Transcribe the data that follows precisely, omitting nothing.

== Listing ==
* * *

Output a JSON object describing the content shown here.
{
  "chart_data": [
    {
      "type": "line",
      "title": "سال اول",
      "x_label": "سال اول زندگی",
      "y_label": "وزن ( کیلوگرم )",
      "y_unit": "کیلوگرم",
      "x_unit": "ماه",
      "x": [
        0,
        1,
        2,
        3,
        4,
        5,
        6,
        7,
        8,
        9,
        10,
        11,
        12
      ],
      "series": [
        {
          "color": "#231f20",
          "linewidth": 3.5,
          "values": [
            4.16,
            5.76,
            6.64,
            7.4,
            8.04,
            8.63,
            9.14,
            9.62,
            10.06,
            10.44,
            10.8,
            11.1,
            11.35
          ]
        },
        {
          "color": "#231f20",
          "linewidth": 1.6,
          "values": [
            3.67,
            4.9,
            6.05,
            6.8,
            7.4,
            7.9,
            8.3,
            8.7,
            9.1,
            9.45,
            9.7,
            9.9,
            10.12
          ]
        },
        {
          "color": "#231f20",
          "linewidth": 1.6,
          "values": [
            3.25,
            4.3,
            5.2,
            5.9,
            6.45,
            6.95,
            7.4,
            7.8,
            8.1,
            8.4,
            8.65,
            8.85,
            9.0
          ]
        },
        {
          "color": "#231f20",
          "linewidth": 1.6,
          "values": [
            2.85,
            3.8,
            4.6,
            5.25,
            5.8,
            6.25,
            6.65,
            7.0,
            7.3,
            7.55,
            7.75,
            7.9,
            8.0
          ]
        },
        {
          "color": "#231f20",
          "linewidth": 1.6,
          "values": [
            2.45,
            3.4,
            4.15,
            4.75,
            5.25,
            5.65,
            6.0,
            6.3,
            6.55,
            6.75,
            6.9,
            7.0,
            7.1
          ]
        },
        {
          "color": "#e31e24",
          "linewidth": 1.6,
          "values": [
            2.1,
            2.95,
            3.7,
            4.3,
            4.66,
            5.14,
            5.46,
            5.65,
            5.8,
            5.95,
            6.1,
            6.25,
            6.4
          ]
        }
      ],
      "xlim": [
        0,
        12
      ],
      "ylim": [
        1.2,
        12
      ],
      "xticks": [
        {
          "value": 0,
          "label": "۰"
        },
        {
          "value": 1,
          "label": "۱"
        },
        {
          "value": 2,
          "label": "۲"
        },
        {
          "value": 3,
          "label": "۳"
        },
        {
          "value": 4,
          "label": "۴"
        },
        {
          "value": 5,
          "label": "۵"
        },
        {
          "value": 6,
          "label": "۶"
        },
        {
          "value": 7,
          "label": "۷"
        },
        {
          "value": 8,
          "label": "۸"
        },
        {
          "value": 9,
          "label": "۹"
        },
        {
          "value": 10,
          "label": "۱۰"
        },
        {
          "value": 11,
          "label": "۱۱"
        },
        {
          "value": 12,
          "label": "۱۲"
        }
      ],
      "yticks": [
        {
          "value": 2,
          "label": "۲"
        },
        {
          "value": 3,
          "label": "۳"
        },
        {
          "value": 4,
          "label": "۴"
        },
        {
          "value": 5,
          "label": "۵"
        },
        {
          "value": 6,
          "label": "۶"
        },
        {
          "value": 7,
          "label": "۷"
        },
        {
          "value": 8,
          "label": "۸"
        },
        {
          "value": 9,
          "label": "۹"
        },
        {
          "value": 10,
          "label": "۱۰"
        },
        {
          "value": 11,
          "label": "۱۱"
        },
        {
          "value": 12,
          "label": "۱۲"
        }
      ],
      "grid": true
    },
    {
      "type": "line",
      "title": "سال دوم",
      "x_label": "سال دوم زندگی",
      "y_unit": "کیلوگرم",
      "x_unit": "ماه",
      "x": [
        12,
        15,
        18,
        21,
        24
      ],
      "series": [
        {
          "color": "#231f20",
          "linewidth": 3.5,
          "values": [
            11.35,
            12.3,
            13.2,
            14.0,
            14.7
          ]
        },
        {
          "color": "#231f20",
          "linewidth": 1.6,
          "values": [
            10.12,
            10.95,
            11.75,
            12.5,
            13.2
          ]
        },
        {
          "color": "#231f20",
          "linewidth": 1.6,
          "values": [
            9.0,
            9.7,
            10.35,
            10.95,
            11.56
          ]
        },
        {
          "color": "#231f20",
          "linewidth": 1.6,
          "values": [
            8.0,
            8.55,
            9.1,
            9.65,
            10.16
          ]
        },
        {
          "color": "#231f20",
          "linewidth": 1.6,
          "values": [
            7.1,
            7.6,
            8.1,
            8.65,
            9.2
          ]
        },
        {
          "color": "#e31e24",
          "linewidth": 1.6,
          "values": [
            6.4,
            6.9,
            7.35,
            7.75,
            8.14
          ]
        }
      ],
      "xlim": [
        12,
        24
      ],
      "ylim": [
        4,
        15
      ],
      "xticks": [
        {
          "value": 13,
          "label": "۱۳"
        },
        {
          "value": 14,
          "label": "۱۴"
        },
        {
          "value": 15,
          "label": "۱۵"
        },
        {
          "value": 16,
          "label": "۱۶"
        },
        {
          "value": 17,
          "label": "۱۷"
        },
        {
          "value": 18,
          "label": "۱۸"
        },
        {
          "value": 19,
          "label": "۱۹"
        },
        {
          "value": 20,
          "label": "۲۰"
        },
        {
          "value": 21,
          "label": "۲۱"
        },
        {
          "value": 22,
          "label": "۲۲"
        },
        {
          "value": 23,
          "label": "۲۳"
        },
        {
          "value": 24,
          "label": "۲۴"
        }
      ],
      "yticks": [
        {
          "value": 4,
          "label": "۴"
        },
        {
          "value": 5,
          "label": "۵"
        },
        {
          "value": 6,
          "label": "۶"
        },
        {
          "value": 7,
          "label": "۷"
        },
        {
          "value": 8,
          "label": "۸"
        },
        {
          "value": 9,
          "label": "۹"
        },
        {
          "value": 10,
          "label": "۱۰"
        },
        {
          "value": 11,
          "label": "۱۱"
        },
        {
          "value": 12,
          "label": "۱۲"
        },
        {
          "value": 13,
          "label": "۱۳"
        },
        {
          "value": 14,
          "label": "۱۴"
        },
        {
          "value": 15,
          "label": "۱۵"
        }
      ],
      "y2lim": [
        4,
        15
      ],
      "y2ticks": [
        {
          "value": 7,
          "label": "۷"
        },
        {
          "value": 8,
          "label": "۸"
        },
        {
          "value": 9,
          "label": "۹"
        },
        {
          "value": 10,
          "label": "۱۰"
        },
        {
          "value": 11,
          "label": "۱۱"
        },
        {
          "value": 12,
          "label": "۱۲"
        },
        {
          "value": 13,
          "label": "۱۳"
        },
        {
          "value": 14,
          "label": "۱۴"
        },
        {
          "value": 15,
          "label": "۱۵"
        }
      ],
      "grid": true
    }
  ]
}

* * *

== Correct result ==
Output a JSON object describing the content shown here.
{
  "chart_data": [
    {
      "type": "line",
      "title": "سال اول",
      "x_label": "سال اول زندگی",
      "y_label": "وزن ( کیلوگرم )",
      "y_unit": "کیلوگرم",
      "x_unit": "ماه",
      "x": [
        0,
        1,
        2,
        3,
        4,
        5,
        6,
        7,
        8,
        9,
        10,
        11,
        12
      ],
      "series": [
        {
          "color": "#231f20",
          "linewidth": 3.5,
          "values": [
            4.16,
            5.76,
            6.64,
            7.4,
            8.04,
            8.63,
            9.14,
            9.62,
            10.06,
            10.44,
            10.8,
            11.1,
            11.35
          ]
        },
        {
          "color": "#231f20",
          "linewidth": 1.6,
          "values": [
            3.67,
            4.9,
            6.05,
            6.8,
            7.4,
            7.9,
            8.3,
            8.7,
            9.1,
            9.45,
            9.7,
            9.9,
            10.12
          ]
        },
        {
          "color": "#231f20",
          "linewidth": 1.6,
          "values": [
            3.25,
            4.3,
            5.2,
            5.9,
            6.45,
            6.95,
            7.4,
            7.8,
            8.1,
            8.4,
            8.65,
            8.85,
            9.0
          ]
        },
        {
          "color": "#231f20",
          "linewidth": 1.6,
          "values": [
            2.85,
            3.8,
            4.6,
            5.25,
            5.8,
            6.25,
            6.65,
            7.0,
            7.3,
            7.55,
            7.75,
            7.9,
            8.0
          ]
        },
        {
          "color": "#231f20",
          "linewidth": 1.6,
          "values": [
            2.45,
            3.4,
            4.15,
            4.75,
            5.25,
            5.65,
            6.0,
            6.3,
            6.55,
            6.75,
            6.9,
            7.0,
            7.1
          ]
        },
        {
          "color": "#e31e24",
          "linewidth": 1.6,
          "values": [
            2.1,
            2.95,
            3.7,
            4.3,
            4.66,
            5.14,
            5.46,
            5.65,
            5.8,
            5.95,
            6.1,
            6.25,
            6.4
          ]
        }
      ],
      "xlim": [
        0,
        12
      ],
      "ylim": [
        1.2,
        12
      ],
      "xticks": [
        {
          "value": 0,
          "label": "۰"
        },
        {
          "value": 1,
          "label": "۱"
        },
        {
          "value": 2,
          "label": "۲"
        },
        {
          "value": 3,
          "label": "۳"
        },
        {
          "value": 4,
          "label": "۴"
        },
        {
          "value": 5,
          "label": "۵"
        },
        {
          "value": 6,
          "label": "۶"
        },
        {
          "value": 7,
          "label": "۷"
        },
        {
          "value": 8,
          "label": "۸"
        },
        {
          "value": 9,
          "label": "۹"
        },
        {
          "value": 10,
          "label": "۱۰"
        },
        {
          "value": 11,
          "label": "۱۱"
        },
        {
          "value": 12,
          "label": "۱۲"
        }
      ],
      "yticks": [
        {
          "value": 2,
          "label": "۲"
        },
        {
          "value": 3,
          "label": "۳"
        },
        {
          "value": 4,
          "label": "۴"
        },
        {
          "value": 5,
          "label": "۵"
        },
        {
          "value": 6,
          "label": "۶"
        },
        {
          "value": 7,
          "label": "۷"
        },
        {
          "value": 8,
          "label": "۸"
        },
        {
          "value": 9,
          "label": "۹"
        },
        {
          "value": 10,
          "label": "۱۰"
        },
        {
          "value": 11,
          "label": "۱۱"
        },
        {
          "value": 12,
          "label": "۱۲"
        }
      ],
      "grid": true
    },
    {
      "type": "line",
      "title": "سال دوم",
      "x_label": "سال دوم زندگی",
      "y_unit": "کیلوگرم",
      "x_unit": "ماه",
      "x": [
        12,
        15,
        18,
        21,
        24
      ],
      "series": [
        {
          "color": "#231f20",
          "linewidth": 3.5,
          "values": [
            11.35,
            12.3,
            13.2,
            14.0,
            14.7
          ]
        },
        {
          "color": "#231f20",
          "linewidth": 1.6,
          "values": [
            10.12,
            10.95,
            11.75,
            12.5,
            13.2
          ]
        },
        {
          "color": "#231f20",
          "linewidth": 1.6,
          "values": [
            9.0,
            9.7,
            10.35,
            10.95,
            11.56
          ]
        },
        {
          "color": "#231f20",
          "linewidth": 1.6,
          "values": [
            8.0,
            8.55,
            9.1,
            9.65,
            10.16
          ]
        },
        {
          "color": "#231f20",
          "linewidth": 1.6,
          "values": [
            7.1,
            7.6,
            8.1,
            8.65,
            9.2
          ]
        },
        {
          "color": "#e31e24",
          "linewidth": 1.6,
          "values": [
            6.4,
            6.9,
            7.35,
            7.75,
            8.14
          ]
        }
      ],
      "xlim": [
        12,
        24
      ],
      "ylim": [
        4,
        15
      ],
      "xticks": [
        {
          "value": 13,
          "label": "۱۳"
        },
        {
          "value": 14,
          "label": "۱۴"
        },
        {
          "value": 15,
          "label": "۱۵"
        },
        {
          "value": 16,
          "label": "۱۶"
        },
        {
          "value": 17,
          "label": "۱۷"
        },
        {
          "value": 18,
          "label": "۱۸"
        },
        {
          "value": 19,
          "label": "۱۹"
        },
        {
          "value": 20,
          "label": "۲۰"
        },
        {
          "value": 21,
          "label": "۲۱"
        },
        {
          "value": 22,
          "label": "۲۲"
        },
        {
          "value": 23,
          "label": "۲۳"
        },
        {
          "value": 24,
          "label": "۲۴"
        }
      ],
      "yticks": [
        {
          "value": 4,
          "label": "۴"
        },
        {
          "value": 5,
          "label": "۵"
        },
        {
          "value": 6,
          "label": "۶"
        },
        {
          "value": 7,
          "label": "۷"
        },
        {
          "value": 8,
          "label": "۸"
        },
        {
          "value": 9,
          "label": "۹"
        },
        {
          "value": 10,
          "label": "۱۰"
        },
        {
          "value": 11,
          "label": "۱۱"
        },
        {
          "value": 12,
          "label": "۱۲"
        },
        {
          "value": 13,
          "label": "۱۳"
        },
        {
          "value": 14,
          "label": "۱۴"
        },
        {
          "value": 15,
          "label": "۱۵"
        }
      ],
      "y2lim": [
        4,
        15
      ],
      "y2ticks": [
        {
          "value": 7,
          "label": "۷"
        },
        {
          "value": 8,
          "label": "۸"
        },
        {
          "value": 9,
          "label": "۹"
        },
        {
          "value": 10,
          "label": "۱۰"
        },
        {
          "value": 11,
          "label": "۱۱"
        },
        {
          "value": 12,
          "label": "۱۲"
        },
        {
          "value": 13,
          "label": "۱۳"
        },
        {
          "value": 14,
          "label": "۱۴"
        },
        {
          "value": 15,
          "label": "۱۵"
        }
      ],
      "grid": true
    }
  ]
}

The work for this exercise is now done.